Reproduce the listing below word for word, starting at its first line and ending at the line that contains "537, 1445, 829]", with both of those lines included.

- [Records from a collection]
- - -

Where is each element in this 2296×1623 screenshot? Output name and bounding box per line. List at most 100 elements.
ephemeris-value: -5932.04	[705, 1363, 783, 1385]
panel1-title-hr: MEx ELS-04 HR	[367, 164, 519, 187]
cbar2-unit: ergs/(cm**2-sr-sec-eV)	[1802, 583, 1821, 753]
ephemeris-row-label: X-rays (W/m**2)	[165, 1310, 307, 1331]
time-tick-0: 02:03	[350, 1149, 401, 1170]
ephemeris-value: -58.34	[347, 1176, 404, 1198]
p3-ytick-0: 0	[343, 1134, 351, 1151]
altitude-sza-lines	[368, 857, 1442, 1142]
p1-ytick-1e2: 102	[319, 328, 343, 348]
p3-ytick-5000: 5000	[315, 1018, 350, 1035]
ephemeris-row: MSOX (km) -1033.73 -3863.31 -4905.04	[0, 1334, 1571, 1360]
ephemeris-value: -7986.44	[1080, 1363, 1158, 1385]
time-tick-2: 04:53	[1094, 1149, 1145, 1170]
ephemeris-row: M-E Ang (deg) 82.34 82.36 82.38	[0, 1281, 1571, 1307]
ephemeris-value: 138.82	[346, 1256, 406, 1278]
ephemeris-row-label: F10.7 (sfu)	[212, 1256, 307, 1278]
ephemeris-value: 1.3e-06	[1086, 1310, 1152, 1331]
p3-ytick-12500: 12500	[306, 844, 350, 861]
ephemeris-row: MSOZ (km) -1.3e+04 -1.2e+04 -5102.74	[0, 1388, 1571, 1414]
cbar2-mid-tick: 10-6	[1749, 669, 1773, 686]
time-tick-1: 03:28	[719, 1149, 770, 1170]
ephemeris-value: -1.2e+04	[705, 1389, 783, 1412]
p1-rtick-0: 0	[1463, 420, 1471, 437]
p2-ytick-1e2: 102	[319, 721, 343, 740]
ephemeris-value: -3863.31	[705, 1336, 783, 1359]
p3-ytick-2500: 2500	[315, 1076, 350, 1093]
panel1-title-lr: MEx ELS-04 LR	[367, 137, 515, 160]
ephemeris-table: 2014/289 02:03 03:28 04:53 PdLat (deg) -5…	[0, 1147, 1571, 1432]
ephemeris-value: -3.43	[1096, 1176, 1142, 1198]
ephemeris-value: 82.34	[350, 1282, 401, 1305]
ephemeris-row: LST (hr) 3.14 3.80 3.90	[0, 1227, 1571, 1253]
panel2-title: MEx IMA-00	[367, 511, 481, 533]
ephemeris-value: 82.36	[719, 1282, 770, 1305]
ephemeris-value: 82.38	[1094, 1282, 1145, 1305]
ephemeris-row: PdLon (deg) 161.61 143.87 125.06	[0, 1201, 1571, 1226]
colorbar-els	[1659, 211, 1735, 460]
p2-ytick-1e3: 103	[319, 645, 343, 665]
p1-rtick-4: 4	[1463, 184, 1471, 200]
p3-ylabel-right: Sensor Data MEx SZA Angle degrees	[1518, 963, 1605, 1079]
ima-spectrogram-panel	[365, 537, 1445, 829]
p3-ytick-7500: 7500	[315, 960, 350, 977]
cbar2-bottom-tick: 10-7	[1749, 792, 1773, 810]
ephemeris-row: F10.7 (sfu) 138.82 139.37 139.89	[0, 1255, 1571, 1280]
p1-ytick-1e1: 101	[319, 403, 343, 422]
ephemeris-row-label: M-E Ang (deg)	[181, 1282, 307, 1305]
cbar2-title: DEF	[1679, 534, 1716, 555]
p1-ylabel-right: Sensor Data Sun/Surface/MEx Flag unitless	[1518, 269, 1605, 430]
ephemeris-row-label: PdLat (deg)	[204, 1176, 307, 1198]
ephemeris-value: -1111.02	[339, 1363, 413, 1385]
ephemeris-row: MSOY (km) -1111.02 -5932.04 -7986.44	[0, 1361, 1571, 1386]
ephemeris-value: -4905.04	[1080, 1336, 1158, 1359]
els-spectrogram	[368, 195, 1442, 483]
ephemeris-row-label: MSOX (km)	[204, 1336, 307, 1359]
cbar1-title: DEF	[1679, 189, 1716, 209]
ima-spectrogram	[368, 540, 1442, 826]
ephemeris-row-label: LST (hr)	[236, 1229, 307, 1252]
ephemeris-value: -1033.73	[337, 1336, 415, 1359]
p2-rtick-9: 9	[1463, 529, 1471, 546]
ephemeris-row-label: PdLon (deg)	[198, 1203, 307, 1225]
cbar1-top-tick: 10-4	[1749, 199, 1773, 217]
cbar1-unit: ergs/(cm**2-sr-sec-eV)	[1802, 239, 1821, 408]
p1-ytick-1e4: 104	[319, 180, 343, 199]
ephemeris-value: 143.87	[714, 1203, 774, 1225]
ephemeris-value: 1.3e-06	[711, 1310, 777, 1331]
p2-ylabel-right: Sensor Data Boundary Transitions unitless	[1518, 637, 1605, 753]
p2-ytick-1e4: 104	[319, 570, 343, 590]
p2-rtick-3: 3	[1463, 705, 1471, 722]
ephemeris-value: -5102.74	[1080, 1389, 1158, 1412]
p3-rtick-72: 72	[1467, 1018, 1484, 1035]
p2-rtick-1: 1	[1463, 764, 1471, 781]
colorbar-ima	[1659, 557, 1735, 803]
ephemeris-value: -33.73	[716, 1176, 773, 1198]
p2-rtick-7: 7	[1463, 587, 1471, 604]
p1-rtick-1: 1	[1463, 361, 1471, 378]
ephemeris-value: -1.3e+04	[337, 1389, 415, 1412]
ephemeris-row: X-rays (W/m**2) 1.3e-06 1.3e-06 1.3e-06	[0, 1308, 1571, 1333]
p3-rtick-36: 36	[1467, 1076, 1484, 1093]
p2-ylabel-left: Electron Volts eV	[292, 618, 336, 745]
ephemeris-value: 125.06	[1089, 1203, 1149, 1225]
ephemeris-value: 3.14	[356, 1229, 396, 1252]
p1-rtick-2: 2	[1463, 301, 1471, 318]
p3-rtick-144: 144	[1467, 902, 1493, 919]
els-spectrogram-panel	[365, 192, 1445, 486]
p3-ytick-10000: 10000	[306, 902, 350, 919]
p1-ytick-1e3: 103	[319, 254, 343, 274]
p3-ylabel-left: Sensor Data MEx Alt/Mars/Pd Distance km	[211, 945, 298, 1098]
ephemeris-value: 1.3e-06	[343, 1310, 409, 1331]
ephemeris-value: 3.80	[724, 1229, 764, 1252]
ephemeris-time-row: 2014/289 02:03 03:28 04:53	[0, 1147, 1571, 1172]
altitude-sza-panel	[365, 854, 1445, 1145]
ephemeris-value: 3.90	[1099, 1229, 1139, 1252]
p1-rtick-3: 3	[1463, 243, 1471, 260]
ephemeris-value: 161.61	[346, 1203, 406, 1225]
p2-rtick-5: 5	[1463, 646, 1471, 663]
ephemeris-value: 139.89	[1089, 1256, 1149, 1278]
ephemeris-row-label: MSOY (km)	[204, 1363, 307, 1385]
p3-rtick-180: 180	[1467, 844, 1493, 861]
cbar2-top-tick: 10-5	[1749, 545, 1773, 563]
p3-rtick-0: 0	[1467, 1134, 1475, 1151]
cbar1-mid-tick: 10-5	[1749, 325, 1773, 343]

- - -

- [IN RESPONSE]
Where is each element in this 2296×1623 screenshot? Output name and bounding box per line. List at most 100 elements.
ephemeris-value: -5932.04	[705, 1363, 783, 1385]
panel1-title-hr: MEx ELS-04 HR	[367, 164, 519, 187]
cbar2-unit: ergs/(cm**2-sr-sec-eV)	[1802, 583, 1821, 753]
ephemeris-row-label: X-rays (W/m**2)	[165, 1310, 307, 1331]
time-tick-0: 02:03	[350, 1149, 401, 1170]
ephemeris-value: -58.34	[347, 1176, 404, 1198]
p3-ytick-0: 0	[343, 1134, 351, 1151]
altitude-sza-lines	[368, 857, 1442, 1142]
p1-ytick-1e2: 102	[319, 328, 343, 348]
p3-ytick-5000: 5000	[315, 1018, 350, 1035]
ephemeris-row: MSOX (km) -1033.73 -3863.31 -4905.04	[0, 1334, 1571, 1360]
ephemeris-value: -7986.44	[1080, 1363, 1158, 1385]
time-tick-2: 04:53	[1094, 1149, 1145, 1170]
ephemeris-row: M-E Ang (deg) 82.34 82.36 82.38	[0, 1281, 1571, 1307]
ephemeris-value: 138.82	[346, 1256, 406, 1278]
ephemeris-row-label: F10.7 (sfu)	[212, 1256, 307, 1278]
ephemeris-value: 1.3e-06	[1086, 1310, 1152, 1331]
p3-ytick-12500: 12500	[306, 844, 350, 861]
ephemeris-row: MSOZ (km) -1.3e+04 -1.2e+04 -5102.74	[0, 1388, 1571, 1414]
cbar2-mid-tick: 10-6	[1749, 669, 1773, 686]
time-tick-1: 03:28	[719, 1149, 770, 1170]
ephemeris-value: -1.2e+04	[705, 1389, 783, 1412]
p1-rtick-0: 0	[1463, 420, 1471, 437]
p2-ytick-1e2: 102	[319, 721, 343, 740]
ephemeris-value: -3863.31	[705, 1336, 783, 1359]
p3-ytick-2500: 2500	[315, 1076, 350, 1093]
panel1-title-lr: MEx ELS-04 LR	[367, 137, 515, 160]
ephemeris-table: 2014/289 02:03 03:28 04:53 PdLat (deg) -5…	[0, 1147, 1571, 1432]
ephemeris-value: -3.43	[1096, 1176, 1142, 1198]
ephemeris-value: 82.34	[350, 1282, 401, 1305]
ephemeris-row: LST (hr) 3.14 3.80 3.90	[0, 1227, 1571, 1253]
panel2-title: MEx IMA-00	[367, 511, 481, 533]
ephemeris-value: 82.36	[719, 1282, 770, 1305]
ephemeris-value: 82.38	[1094, 1282, 1145, 1305]
ephemeris-row: PdLon (deg) 161.61 143.87 125.06	[0, 1201, 1571, 1226]
colorbar-els	[1659, 211, 1735, 460]
p2-ytick-1e3: 103	[319, 645, 343, 665]
p1-rtick-4: 4	[1463, 184, 1471, 200]
p3-ylabel-right: Sensor Data MEx SZA Angle degrees	[1518, 963, 1605, 1079]
ima-spectrogram-panel	[365, 537, 1445, 829]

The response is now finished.